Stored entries
☆ ☆ ☆ ☆

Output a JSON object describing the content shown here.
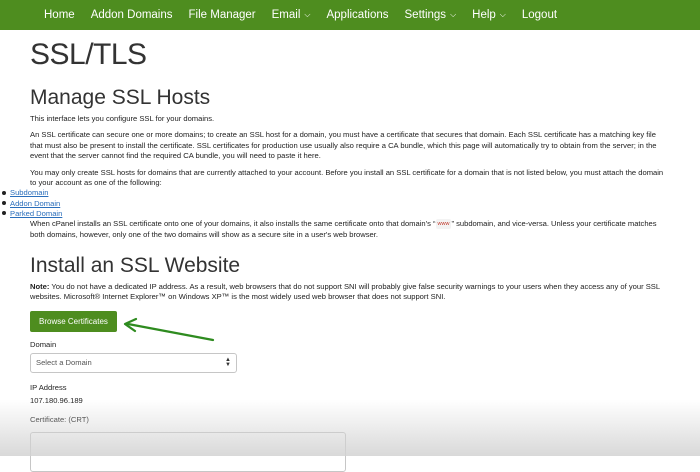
{
  "nav": {
    "items": [
      {
        "label": "Home",
        "dropdown": false
      },
      {
        "label": "Addon Domains",
        "dropdown": false
      },
      {
        "label": "File Manager",
        "dropdown": false
      },
      {
        "label": "Email",
        "dropdown": true
      },
      {
        "label": "Applications",
        "dropdown": false
      },
      {
        "label": "Settings",
        "dropdown": true
      },
      {
        "label": "Help",
        "dropdown": true
      },
      {
        "label": "Logout",
        "dropdown": false
      }
    ],
    "bg_color": "#4e8d1f"
  },
  "page": {
    "title": "SSL/TLS"
  },
  "manage": {
    "heading": "Manage SSL Hosts",
    "intro": "This interface lets you configure SSL for your domains.",
    "para1": "An SSL certificate can secure one or more domains; to create an SSL host for a domain, you must have a certificate that secures that domain. Each SSL certificate has a matching key file that must also be present to install the certificate. SSL certificates for production use usually also require a CA bundle, which this page will automatically try to obtain from the server; in the event that the server cannot find the required CA bundle, you will need to paste it here.",
    "para2": "You may only create SSL hosts for domains that are currently attached to your account. Before you install an SSL certificate for a domain that is not listed below, you must attach the domain to your account as one of the following:",
    "links": [
      "Subdomain",
      "Addon Domain",
      "Parked Domain"
    ],
    "para3_start": "When cPanel installs an SSL certificate onto one of your domains, it also installs the same certificate onto that domain's “",
    "para3_badge": "www",
    "para3_end": "” subdomain, and vice-versa. Unless your certificate matches both domains, however, only one of the two domains will show as a secure site in a user's web browser."
  },
  "install": {
    "heading": "Install an SSL Website",
    "note_label": "Note:",
    "note_text": "You do not have a dedicated IP address. As a result, web browsers that do not support SNI will probably give false security warnings to your users when they access any of your SSL websites. Microsoft® Internet Explorer™ on Windows XP™ is the most widely used web browser that does not support SNI.",
    "browse_button": "Browse Certificates",
    "domain_label": "Domain",
    "domain_select": "Select a Domain",
    "ip_label": "IP Address",
    "ip_value": "107.180.96.189",
    "cert_label": "Certificate: (CRT)"
  },
  "colors": {
    "accent": "#4e8d1f",
    "arrow": "#2e8b1f",
    "link": "#2a6ebb"
  }
}
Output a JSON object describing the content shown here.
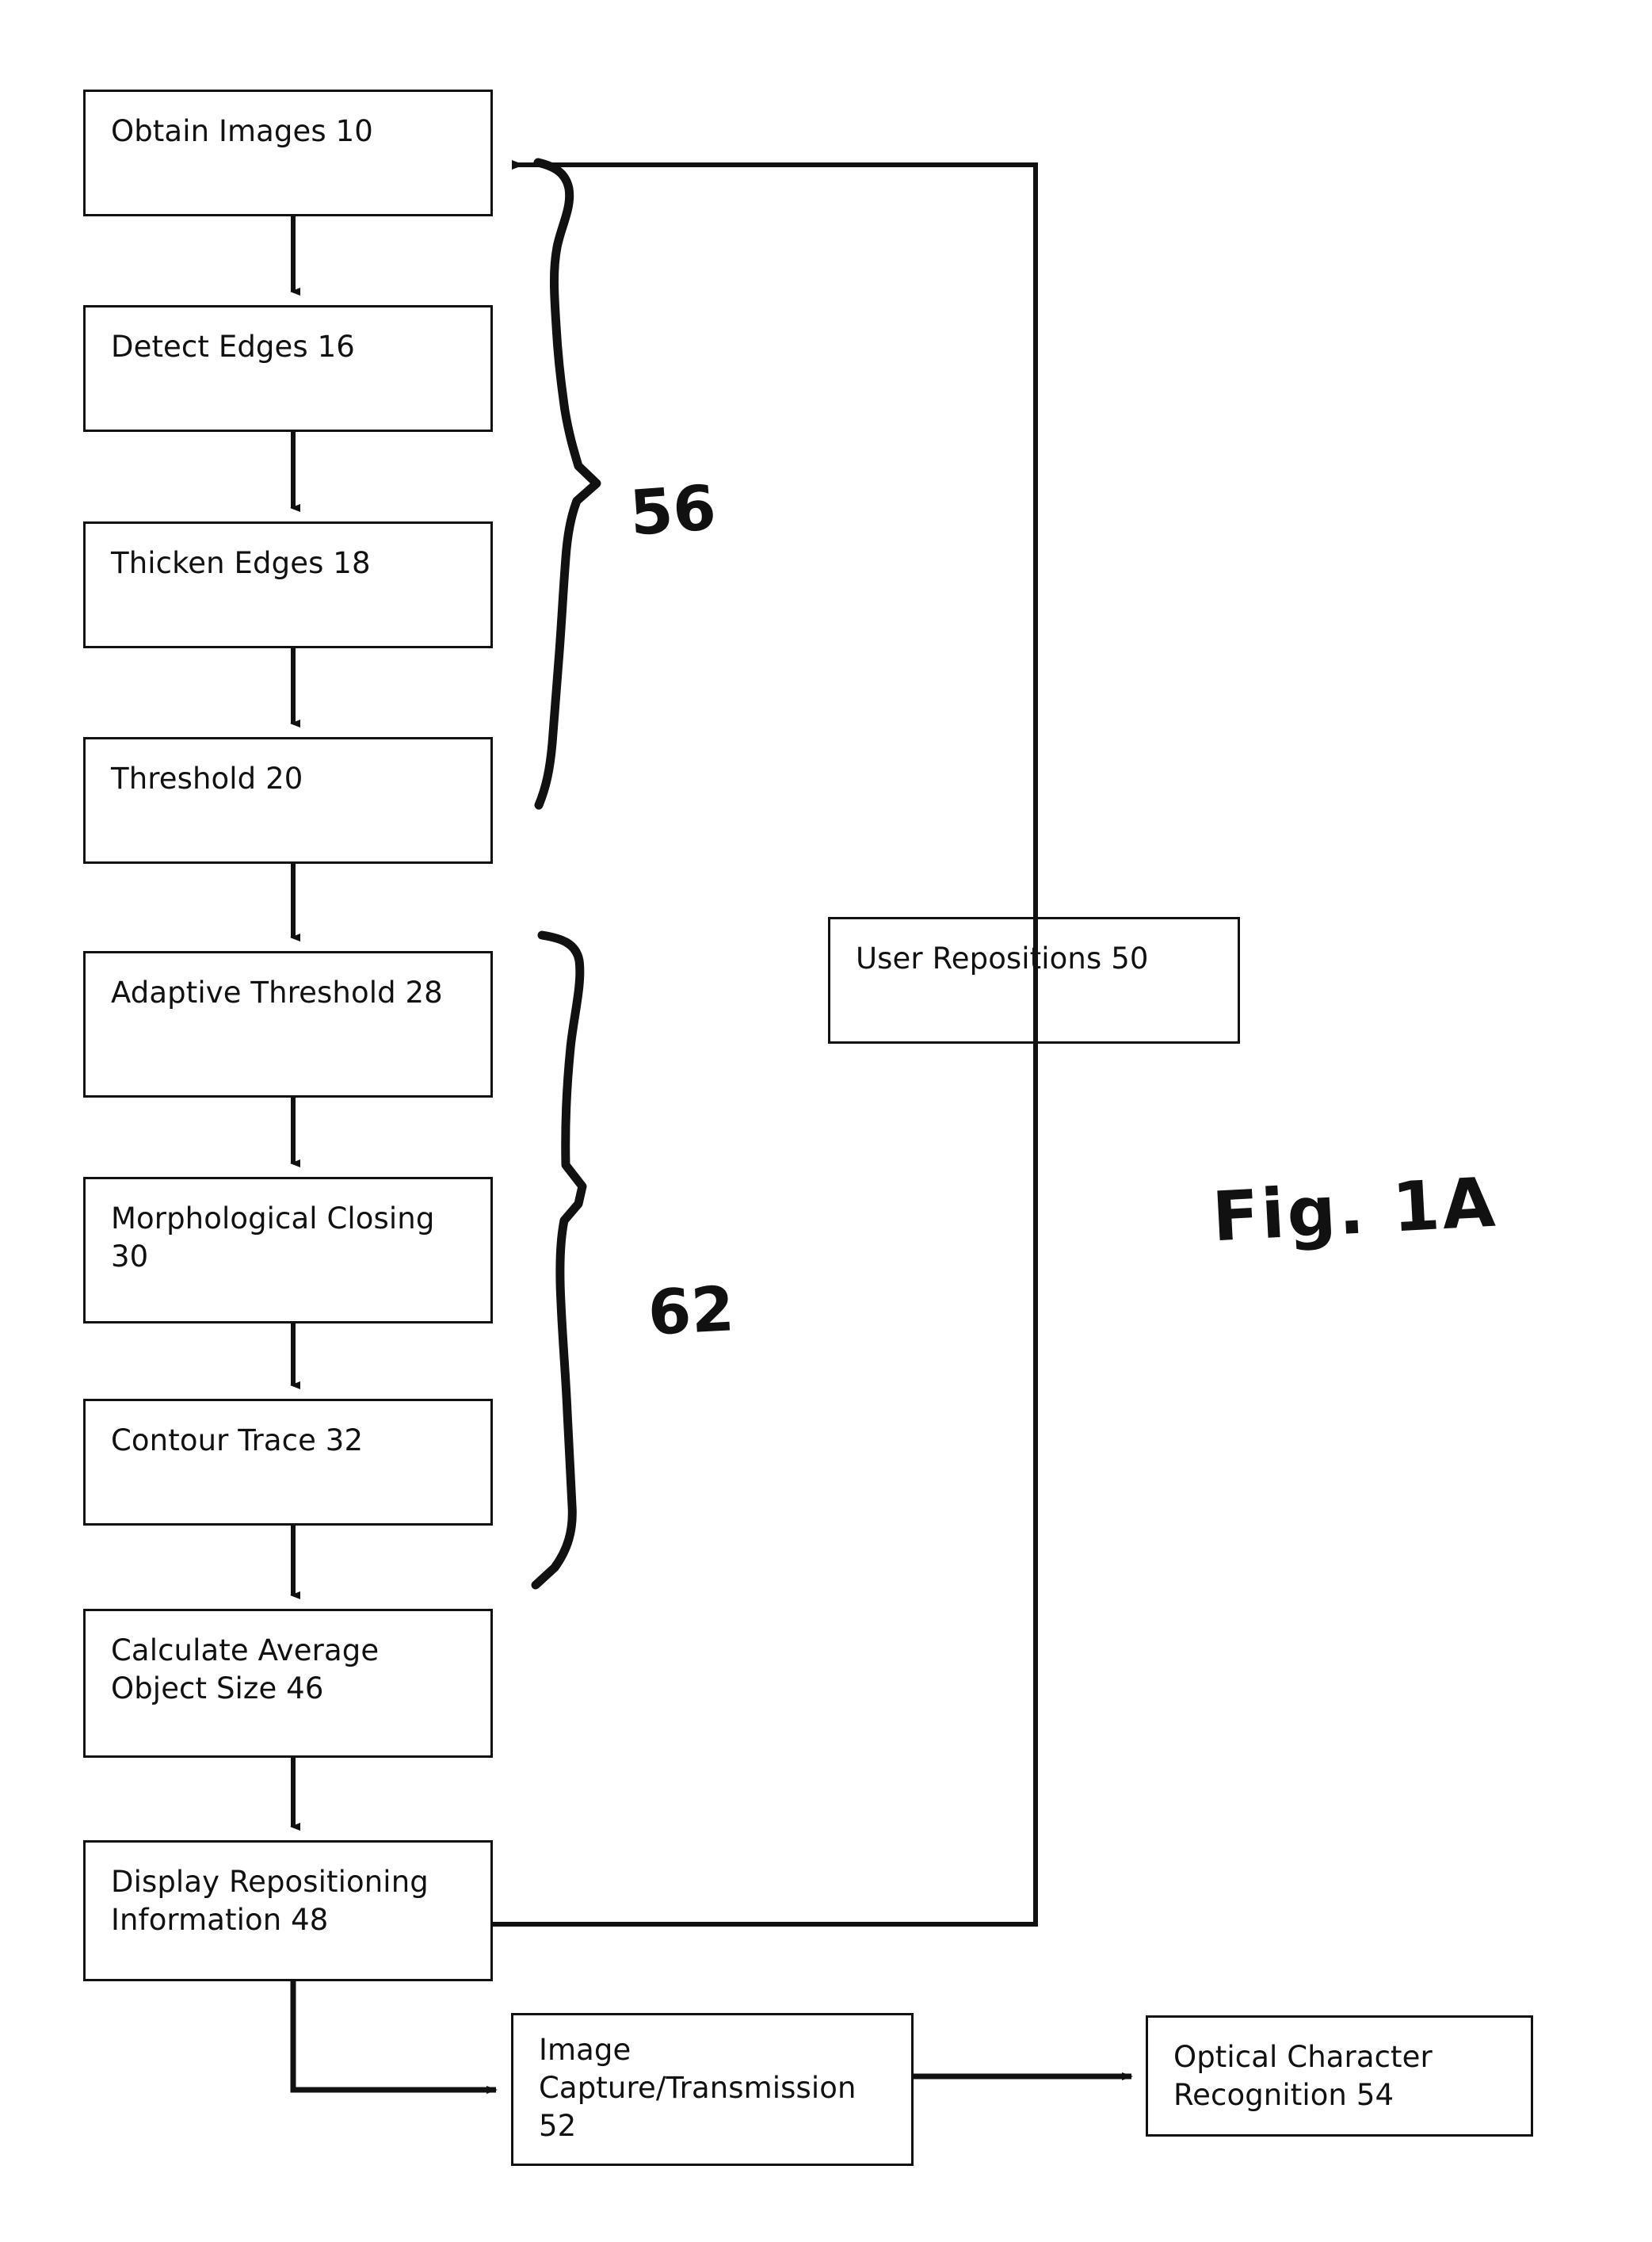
{
  "figure": {
    "label": "Fig. 1A",
    "type": "patent-flowchart"
  },
  "boxes": {
    "obtain_images": "Obtain Images 10",
    "detect_edges": "Detect Edges 16",
    "thicken_edges": "Thicken Edges 18",
    "threshold": "Threshold 20",
    "adaptive_threshold": "Adaptive Threshold 28",
    "morphological_closing": "Morphological Closing\n30",
    "contour_trace": "Contour Trace 32",
    "calculate_average_object_size": "Calculate Average\nObject Size 46",
    "display_repositioning_information": "Display Repositioning\nInformation 48",
    "user_repositions": "User Repositions 50",
    "image_capture_transmission": "Image\nCapture/Transmission\n52",
    "optical_character_recognition": "Optical Character\nRecognition 54"
  },
  "brackets": [
    {
      "label": "56",
      "spans": [
        "Obtain Images 10",
        "Detect Edges 16",
        "Thicken Edges 18",
        "Threshold 20"
      ]
    },
    {
      "label": "62",
      "spans": [
        "Adaptive Threshold 28",
        "Morphological Closing 30",
        "Contour Trace 32",
        "Calculate Average Object Size 46"
      ]
    }
  ],
  "colors": {
    "ink": "#111111",
    "paper": "#ffffff"
  }
}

☆ ☆ ☆ ☆

Your goal: Could you repeat all of the material exactly? Pictures should not be copied.

Solution to the problem:
Output a JSON object describing the content shown here.
{
  "nav": {
    "items": [
      {
        "label": "Home",
        "dropdown": false
      },
      {
        "label": "Addon Domains",
        "dropdown": false
      },
      {
        "label": "File Manager",
        "dropdown": false
      },
      {
        "label": "Email",
        "dropdown": true
      },
      {
        "label": "Applications",
        "dropdown": false
      },
      {
        "label": "Settings",
        "dropdown": true
      },
      {
        "label": "Help",
        "dropdown": true
      },
      {
        "label": "Logout",
        "dropdown": false
      }
    ],
    "bg_color": "#4e8d1f"
  },
  "page": {
    "title": "SSL/TLS"
  },
  "manage": {
    "heading": "Manage SSL Hosts",
    "intro": "This interface lets you configure SSL for your domains.",
    "para1": "An SSL certificate can secure one or more domains; to create an SSL host for a domain, you must have a certificate that secures that domain. Each SSL certificate has a matching key file that must also be present to install the certificate. SSL certificates for production use usually also require a CA bundle, which this page will automatically try to obtain from the server; in the event that the server cannot find the required CA bundle, you will need to paste it here.",
    "para2": "You may only create SSL hosts for domains that are currently attached to your account. Before you install an SSL certificate for a domain that is not listed below, you must attach the domain to your account as one of the following:",
    "links": [
      "Subdomain",
      "Addon Domain",
      "Parked Domain"
    ],
    "para3_start": "When cPanel installs an SSL certificate onto one of your domains, it also installs the same certificate onto that domain's “",
    "para3_badge": "www",
    "para3_end": "” subdomain, and vice-versa. Unless your certificate matches both domains, however, only one of the two domains will show as a secure site in a user's web browser."
  },
  "install": {
    "heading": "Install an SSL Website",
    "note_label": "Note:",
    "note_text": "You do not have a dedicated IP address. As a result, web browsers that do not support SNI will probably give false security warnings to your users when they access any of your SSL websites. Microsoft® Internet Explorer™ on Windows XP™ is the most widely used web browser that does not support SNI.",
    "browse_button": "Browse Certificates",
    "domain_label": "Domain",
    "domain_select": "Select a Domain",
    "ip_label": "IP Address",
    "ip_value": "107.180.96.189",
    "cert_label": "Certificate: (CRT)"
  },
  "colors": {
    "accent": "#4e8d1f",
    "arrow": "#2e8b1f",
    "link": "#2a6ebb"
  }
}
Output a JSON object describing the content shown here.
{
  "figure": {
    "label": "Fig. 1A",
    "type": "patent-flowchart"
  },
  "boxes": {
    "obtain_images": "Obtain Images 10",
    "detect_edges": "Detect Edges 16",
    "thicken_edges": "Thicken Edges 18",
    "threshold": "Threshold 20",
    "adaptive_threshold": "Adaptive Threshold 28",
    "morphological_closing": "Morphological Closing\n30",
    "contour_trace": "Contour Trace 32",
    "calculate_average_object_size": "Calculate Average\nObject Size 46",
    "display_repositioning_information": "Display Repositioning\nInformation 48",
    "user_repositions": "User Repositions 50",
    "image_capture_transmission": "Image\nCapture/Transmission\n52",
    "optical_character_recognition": "Optical Character\nRecognition 54"
  },
  "brackets": [
    {
      "label": "56",
      "spans": [
        "Obtain Images 10",
        "Detect Edges 16",
        "Thicken Edges 18",
        "Threshold 20"
      ]
    },
    {
      "label": "62",
      "spans": [
        "Adaptive Threshold 28",
        "Morphological Closing 30",
        "Contour Trace 32",
        "Calculate Average Object Size 46"
      ]
    }
  ],
  "colors": {
    "ink": "#111111",
    "paper": "#ffffff"
  }
}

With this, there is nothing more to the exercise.